- [PROBLEM REQUIREMENTS]:
Output the records exactly. Include every line.

────────

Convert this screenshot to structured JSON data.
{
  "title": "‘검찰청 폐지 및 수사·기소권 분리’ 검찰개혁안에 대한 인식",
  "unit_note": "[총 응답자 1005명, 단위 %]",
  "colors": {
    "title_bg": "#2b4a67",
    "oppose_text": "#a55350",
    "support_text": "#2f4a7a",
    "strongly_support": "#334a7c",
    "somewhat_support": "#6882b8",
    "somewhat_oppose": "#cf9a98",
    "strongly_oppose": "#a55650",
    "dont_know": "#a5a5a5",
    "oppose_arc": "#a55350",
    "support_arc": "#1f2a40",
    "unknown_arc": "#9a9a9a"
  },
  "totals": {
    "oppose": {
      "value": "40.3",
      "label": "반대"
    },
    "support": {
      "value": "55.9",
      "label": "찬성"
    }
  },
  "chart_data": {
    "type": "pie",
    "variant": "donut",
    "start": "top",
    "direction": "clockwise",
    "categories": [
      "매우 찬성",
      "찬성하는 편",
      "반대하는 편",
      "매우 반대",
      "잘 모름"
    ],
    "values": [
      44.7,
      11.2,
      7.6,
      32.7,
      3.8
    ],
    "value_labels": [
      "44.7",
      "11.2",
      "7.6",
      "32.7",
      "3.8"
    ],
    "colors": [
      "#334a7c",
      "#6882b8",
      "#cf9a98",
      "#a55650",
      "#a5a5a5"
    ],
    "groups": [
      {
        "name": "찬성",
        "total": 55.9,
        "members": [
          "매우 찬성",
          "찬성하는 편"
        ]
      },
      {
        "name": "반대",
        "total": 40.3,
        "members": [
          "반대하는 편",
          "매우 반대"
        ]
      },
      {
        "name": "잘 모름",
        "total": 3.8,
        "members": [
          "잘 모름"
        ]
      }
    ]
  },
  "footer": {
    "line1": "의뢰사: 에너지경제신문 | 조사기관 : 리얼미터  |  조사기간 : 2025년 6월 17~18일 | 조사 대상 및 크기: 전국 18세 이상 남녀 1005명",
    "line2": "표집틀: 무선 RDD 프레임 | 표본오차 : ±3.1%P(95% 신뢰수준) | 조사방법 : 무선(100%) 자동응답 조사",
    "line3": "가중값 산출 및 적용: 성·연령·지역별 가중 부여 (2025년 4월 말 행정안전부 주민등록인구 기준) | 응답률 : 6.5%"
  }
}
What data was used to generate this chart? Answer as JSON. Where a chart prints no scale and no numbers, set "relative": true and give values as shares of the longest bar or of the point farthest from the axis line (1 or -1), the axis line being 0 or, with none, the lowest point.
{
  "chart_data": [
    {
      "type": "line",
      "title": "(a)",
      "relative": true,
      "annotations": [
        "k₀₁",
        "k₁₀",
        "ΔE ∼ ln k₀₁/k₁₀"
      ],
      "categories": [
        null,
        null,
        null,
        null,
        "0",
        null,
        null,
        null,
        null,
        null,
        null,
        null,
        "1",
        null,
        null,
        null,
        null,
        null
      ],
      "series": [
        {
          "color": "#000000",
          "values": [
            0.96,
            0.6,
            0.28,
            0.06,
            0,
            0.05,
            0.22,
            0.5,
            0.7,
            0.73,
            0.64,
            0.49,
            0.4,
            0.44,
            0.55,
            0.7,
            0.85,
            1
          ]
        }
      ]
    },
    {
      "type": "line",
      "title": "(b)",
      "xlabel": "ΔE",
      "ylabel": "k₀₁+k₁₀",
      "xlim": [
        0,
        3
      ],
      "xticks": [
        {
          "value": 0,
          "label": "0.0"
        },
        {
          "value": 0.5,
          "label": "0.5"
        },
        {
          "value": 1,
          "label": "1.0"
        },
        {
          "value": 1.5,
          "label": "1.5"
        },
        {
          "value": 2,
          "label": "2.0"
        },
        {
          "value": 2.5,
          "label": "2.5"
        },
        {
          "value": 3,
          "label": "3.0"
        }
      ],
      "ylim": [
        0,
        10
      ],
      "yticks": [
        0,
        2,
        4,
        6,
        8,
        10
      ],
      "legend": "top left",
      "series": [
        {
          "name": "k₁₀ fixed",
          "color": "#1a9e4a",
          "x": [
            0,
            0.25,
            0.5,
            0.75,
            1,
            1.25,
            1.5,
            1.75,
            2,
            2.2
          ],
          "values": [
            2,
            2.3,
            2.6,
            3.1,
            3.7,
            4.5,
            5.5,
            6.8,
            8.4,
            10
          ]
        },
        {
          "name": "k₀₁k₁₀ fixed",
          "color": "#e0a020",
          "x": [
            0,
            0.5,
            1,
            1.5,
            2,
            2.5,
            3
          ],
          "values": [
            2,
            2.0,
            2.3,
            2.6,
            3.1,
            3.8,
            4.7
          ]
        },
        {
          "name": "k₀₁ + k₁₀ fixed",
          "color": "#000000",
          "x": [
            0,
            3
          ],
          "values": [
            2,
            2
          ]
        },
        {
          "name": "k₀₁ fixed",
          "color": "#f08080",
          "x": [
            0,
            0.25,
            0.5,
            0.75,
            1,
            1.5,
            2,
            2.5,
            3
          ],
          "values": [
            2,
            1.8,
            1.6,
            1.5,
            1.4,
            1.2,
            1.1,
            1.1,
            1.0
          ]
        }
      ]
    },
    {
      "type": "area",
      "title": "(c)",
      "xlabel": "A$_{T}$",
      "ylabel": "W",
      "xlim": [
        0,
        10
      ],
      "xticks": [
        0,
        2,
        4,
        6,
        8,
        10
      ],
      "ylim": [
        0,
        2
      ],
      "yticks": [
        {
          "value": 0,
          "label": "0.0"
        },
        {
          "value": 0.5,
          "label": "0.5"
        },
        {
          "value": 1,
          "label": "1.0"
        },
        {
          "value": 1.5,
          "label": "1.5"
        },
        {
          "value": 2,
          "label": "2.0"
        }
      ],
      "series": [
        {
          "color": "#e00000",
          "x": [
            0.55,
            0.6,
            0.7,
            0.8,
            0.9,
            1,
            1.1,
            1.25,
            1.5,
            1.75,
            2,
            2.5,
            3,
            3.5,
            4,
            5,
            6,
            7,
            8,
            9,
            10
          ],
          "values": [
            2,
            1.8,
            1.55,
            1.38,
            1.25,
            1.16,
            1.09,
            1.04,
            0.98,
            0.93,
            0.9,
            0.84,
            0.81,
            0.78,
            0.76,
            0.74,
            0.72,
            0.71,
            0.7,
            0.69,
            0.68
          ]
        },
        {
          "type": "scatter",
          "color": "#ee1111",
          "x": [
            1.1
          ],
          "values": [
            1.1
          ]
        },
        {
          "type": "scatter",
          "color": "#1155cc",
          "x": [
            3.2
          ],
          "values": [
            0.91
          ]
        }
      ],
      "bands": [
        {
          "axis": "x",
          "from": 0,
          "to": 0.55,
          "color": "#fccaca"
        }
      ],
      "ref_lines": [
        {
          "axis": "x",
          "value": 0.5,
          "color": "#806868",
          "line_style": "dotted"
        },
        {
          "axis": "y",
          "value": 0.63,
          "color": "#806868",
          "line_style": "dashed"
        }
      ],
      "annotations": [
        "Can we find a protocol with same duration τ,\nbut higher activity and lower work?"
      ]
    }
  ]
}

────────

- [SOLVED PROBLEM]:
Convert this screenshot to structured JSON data.
{
  "title": "‘검찰청 폐지 및 수사·기소권 분리’ 검찰개혁안에 대한 인식",
  "unit_note": "[총 응답자 1005명, 단위 %]",
  "colors": {
    "title_bg": "#2b4a67",
    "oppose_text": "#a55350",
    "support_text": "#2f4a7a",
    "strongly_support": "#334a7c",
    "somewhat_support": "#6882b8",
    "somewhat_oppose": "#cf9a98",
    "strongly_oppose": "#a55650",
    "dont_know": "#a5a5a5",
    "oppose_arc": "#a55350",
    "support_arc": "#1f2a40",
    "unknown_arc": "#9a9a9a"
  },
  "totals": {
    "oppose": {
      "value": "40.3",
      "label": "반대"
    },
    "support": {
      "value": "55.9",
      "label": "찬성"
    }
  },
  "chart_data": {
    "type": "pie",
    "variant": "donut",
    "start": "top",
    "direction": "clockwise",
    "categories": [
      "매우 찬성",
      "찬성하는 편",
      "반대하는 편",
      "매우 반대",
      "잘 모름"
    ],
    "values": [
      44.7,
      11.2,
      7.6,
      32.7,
      3.8
    ],
    "value_labels": [
      "44.7",
      "11.2",
      "7.6",
      "32.7",
      "3.8"
    ],
    "colors": [
      "#334a7c",
      "#6882b8",
      "#cf9a98",
      "#a55650",
      "#a5a5a5"
    ],
    "groups": [
      {
        "name": "찬성",
        "total": 55.9,
        "members": [
          "매우 찬성",
          "찬성하는 편"
        ]
      },
      {
        "name": "반대",
        "total": 40.3,
        "members": [
          "반대하는 편",
          "매우 반대"
        ]
      },
      {
        "name": "잘 모름",
        "total": 3.8,
        "members": [
          "잘 모름"
        ]
      }
    ]
  },
  "footer": {
    "line1": "의뢰사: 에너지경제신문 | 조사기관 : 리얼미터  |  조사기간 : 2025년 6월 17~18일 | 조사 대상 및 크기: 전국 18세 이상 남녀 1005명",
    "line2": "표집틀: 무선 RDD 프레임 | 표본오차 : ±3.1%P(95% 신뢰수준) | 조사방법 : 무선(100%) 자동응답 조사",
    "line3": "가중값 산출 및 적용: 성·연령·지역별 가중 부여 (2025년 4월 말 행정안전부 주민등록인구 기준) | 응답률 : 6.5%"
  }
}
What data was used to generate this chart? Answer as JSON. Where a chart prints no scale and no numbers, set "relative": true and give values as shares of the longest bar or of the point farthest from the axis line (1 or -1), the axis line being 0 or, with none, the lowest point.
{
  "chart_data": [
    {
      "type": "line",
      "title": "(a)",
      "relative": true,
      "annotations": [
        "k₀₁",
        "k₁₀",
        "ΔE ∼ ln k₀₁/k₁₀"
      ],
      "categories": [
        null,
        null,
        null,
        null,
        "0",
        null,
        null,
        null,
        null,
        null,
        null,
        null,
        "1",
        null,
        null,
        null,
        null,
        null
      ],
      "series": [
        {
          "color": "#000000",
          "values": [
            0.96,
            0.6,
            0.28,
            0.06,
            0,
            0.05,
            0.22,
            0.5,
            0.7,
            0.73,
            0.64,
            0.49,
            0.4,
            0.44,
            0.55,
            0.7,
            0.85,
            1
          ]
        }
      ]
    },
    {
      "type": "line",
      "title": "(b)",
      "xlabel": "ΔE",
      "ylabel": "k₀₁+k₁₀",
      "xlim": [
        0,
        3
      ],
      "xticks": [
        {
          "value": 0,
          "label": "0.0"
        },
        {
          "value": 0.5,
          "label": "0.5"
        },
        {
          "value": 1,
          "label": "1.0"
        },
        {
          "value": 1.5,
          "label": "1.5"
        },
        {
          "value": 2,
          "label": "2.0"
        },
        {
          "value": 2.5,
          "label": "2.5"
        },
        {
          "value": 3,
          "label": "3.0"
        }
      ],
      "ylim": [
        0,
        10
      ],
      "yticks": [
        0,
        2,
        4,
        6,
        8,
        10
      ],
      "legend": "top left",
      "series": [
        {
          "name": "k₁₀ fixed",
          "color": "#1a9e4a",
          "x": [
            0,
            0.25,
            0.5,
            0.75,
            1,
            1.25,
            1.5,
            1.75,
            2,
            2.2
          ],
          "values": [
            2,
            2.3,
            2.6,
            3.1,
            3.7,
            4.5,
            5.5,
            6.8,
            8.4,
            10
          ]
        },
        {
          "name": "k₀₁k₁₀ fixed",
          "color": "#e0a020",
          "x": [
            0,
            0.5,
            1,
            1.5,
            2,
            2.5,
            3
          ],
          "values": [
            2,
            2.0,
            2.3,
            2.6,
            3.1,
            3.8,
            4.7
          ]
        },
        {
          "name": "k₀₁ + k₁₀ fixed",
          "color": "#000000",
          "x": [
            0,
            3
          ],
          "values": [
            2,
            2
          ]
        },
        {
          "name": "k₀₁ fixed",
          "color": "#f08080",
          "x": [
            0,
            0.25,
            0.5,
            0.75,
            1,
            1.5,
            2,
            2.5,
            3
          ],
          "values": [
            2,
            1.8,
            1.6,
            1.5,
            1.4,
            1.2,
            1.1,
            1.1,
            1.0
          ]
        }
      ]
    },
    {
      "type": "area",
      "title": "(c)",
      "xlabel": "A$_{T}$",
      "ylabel": "W",
      "xlim": [
        0,
        10
      ],
      "xticks": [
        0,
        2,
        4,
        6,
        8,
        10
      ],
      "ylim": [
        0,
        2
      ],
      "yticks": [
        {
          "value": 0,
          "label": "0.0"
        },
        {
          "value": 0.5,
          "label": "0.5"
        },
        {
          "value": 1,
          "label": "1.0"
        },
        {
          "value": 1.5,
          "label": "1.5"
        },
        {
          "value": 2,
          "label": "2.0"
        }
      ],
      "series": [
        {
          "color": "#e00000",
          "x": [
            0.55,
            0.6,
            0.7,
            0.8,
            0.9,
            1,
            1.1,
            1.25,
            1.5,
            1.75,
            2,
            2.5,
            3,
            3.5,
            4,
            5,
            6,
            7,
            8,
            9,
            10
          ],
          "values": [
            2,
            1.8,
            1.55,
            1.38,
            1.25,
            1.16,
            1.09,
            1.04,
            0.98,
            0.93,
            0.9,
            0.84,
            0.81,
            0.78,
            0.76,
            0.74,
            0.72,
            0.71,
            0.7,
            0.69,
            0.68
          ]
        },
        {
          "type": "scatter",
          "color": "#ee1111",
          "x": [
            1.1
          ],
          "values": [
            1.1
          ]
        },
        {
          "type": "scatter",
          "color": "#1155cc",
          "x": [
            3.2
          ],
          "values": [
            0.91
          ]
        }
      ],
      "bands": [
        {
          "axis": "x",
          "from": 0,
          "to": 0.55,
          "color": "#fccaca"
        }
      ],
      "ref_lines": [
        {
          "axis": "x",
          "value": 0.5,
          "color": "#806868",
          "line_style": "dotted"
        },
        {
          "axis": "y",
          "value": 0.63,
          "color": "#806868",
          "line_style": "dashed"
        }
      ],
      "annotations": [
        "Can we find a protocol with same duration τ,\nbut higher activity and lower work?"
      ]
    }
  ]
}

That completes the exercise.